[What is needed]: Below are some records: retype them all exactly, but not the pictures.

[Given records]:

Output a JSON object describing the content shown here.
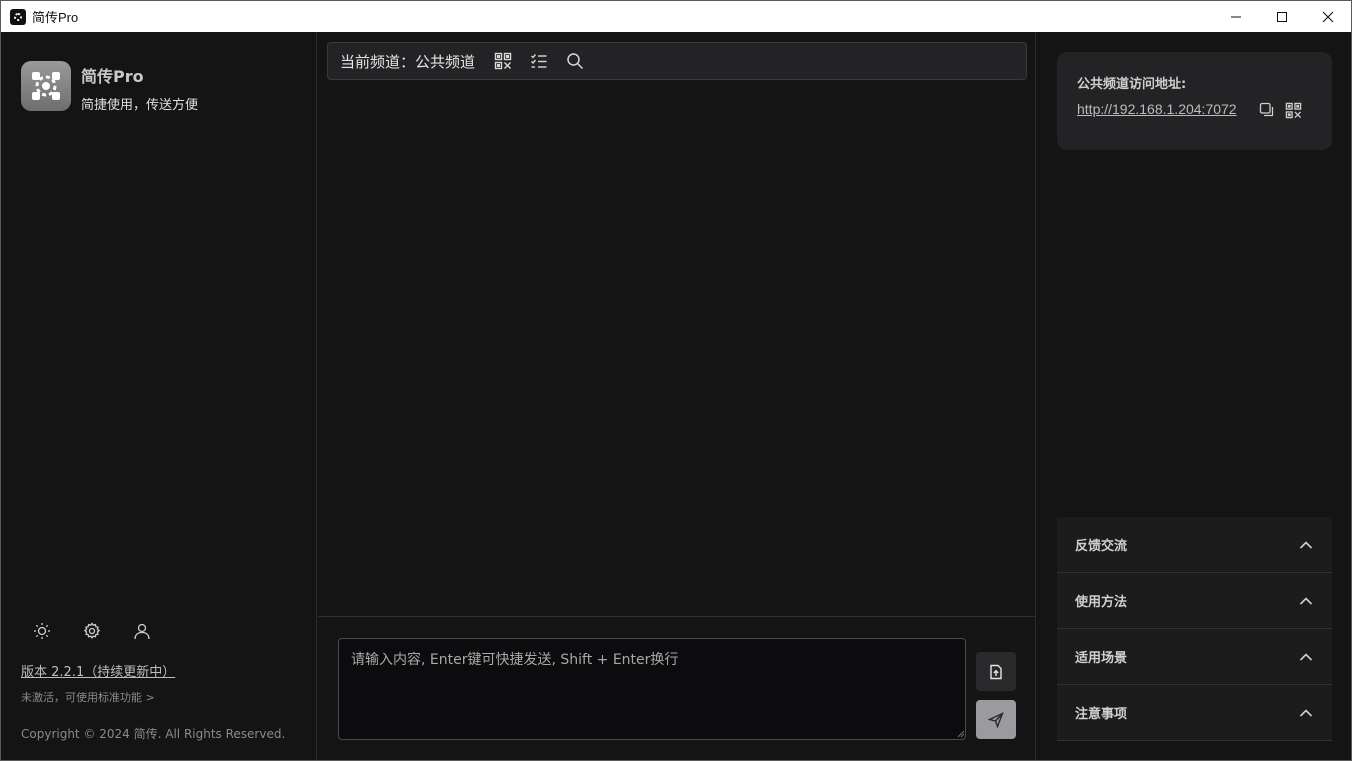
{
  "window": {
    "title": "简传Pro",
    "controls": [
      "minimize",
      "maximize",
      "close"
    ]
  },
  "sidebar": {
    "brand_name": "简传Pro",
    "brand_tagline": "简捷使用，传送方便",
    "icons": [
      "sun-icon",
      "gear-icon",
      "user-icon"
    ],
    "version": "版本 2.2.1（持续更新中）",
    "activation": "未激活，可使用标准功能 >",
    "copyright": "Copyright © 2024 简传. All Rights Reserved."
  },
  "main": {
    "channel_label": "当前频道：公共频道",
    "channel_icons": [
      "qrcode-icon",
      "list-check-icon",
      "search-icon"
    ],
    "input_placeholder": "请输入内容, Enter键可快捷发送, Shift + Enter换行",
    "input_value": ""
  },
  "right": {
    "address_title": "公共频道访问地址:",
    "address_url": "http://192.168.1.204:7072",
    "accordion": [
      {
        "label": "反馈交流"
      },
      {
        "label": "使用方法"
      },
      {
        "label": "适用场景"
      },
      {
        "label": "注意事项"
      }
    ]
  },
  "colors": {
    "background": "#141414",
    "panel": "#232325",
    "send_button": "#9b9b9f"
  }
}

[Solution for this problem]:
Output a JSON object describing the content shown here.
{
  "window": {
    "title": "简传Pro",
    "controls": [
      "minimize",
      "maximize",
      "close"
    ]
  },
  "sidebar": {
    "brand_name": "简传Pro",
    "brand_tagline": "简捷使用，传送方便",
    "icons": [
      "sun-icon",
      "gear-icon",
      "user-icon"
    ],
    "version": "版本 2.2.1（持续更新中）",
    "activation": "未激活，可使用标准功能 >",
    "copyright": "Copyright © 2024 简传. All Rights Reserved."
  },
  "main": {
    "channel_label": "当前频道：公共频道",
    "channel_icons": [
      "qrcode-icon",
      "list-check-icon",
      "search-icon"
    ],
    "input_placeholder": "请输入内容, Enter键可快捷发送, Shift + Enter换行",
    "input_value": ""
  },
  "right": {
    "address_title": "公共频道访问地址:",
    "address_url": "http://192.168.1.204:7072",
    "accordion": [
      {
        "label": "反馈交流"
      },
      {
        "label": "使用方法"
      },
      {
        "label": "适用场景"
      },
      {
        "label": "注意事项"
      }
    ]
  },
  "colors": {
    "background": "#141414",
    "panel": "#232325",
    "send_button": "#9b9b9f"
  }
}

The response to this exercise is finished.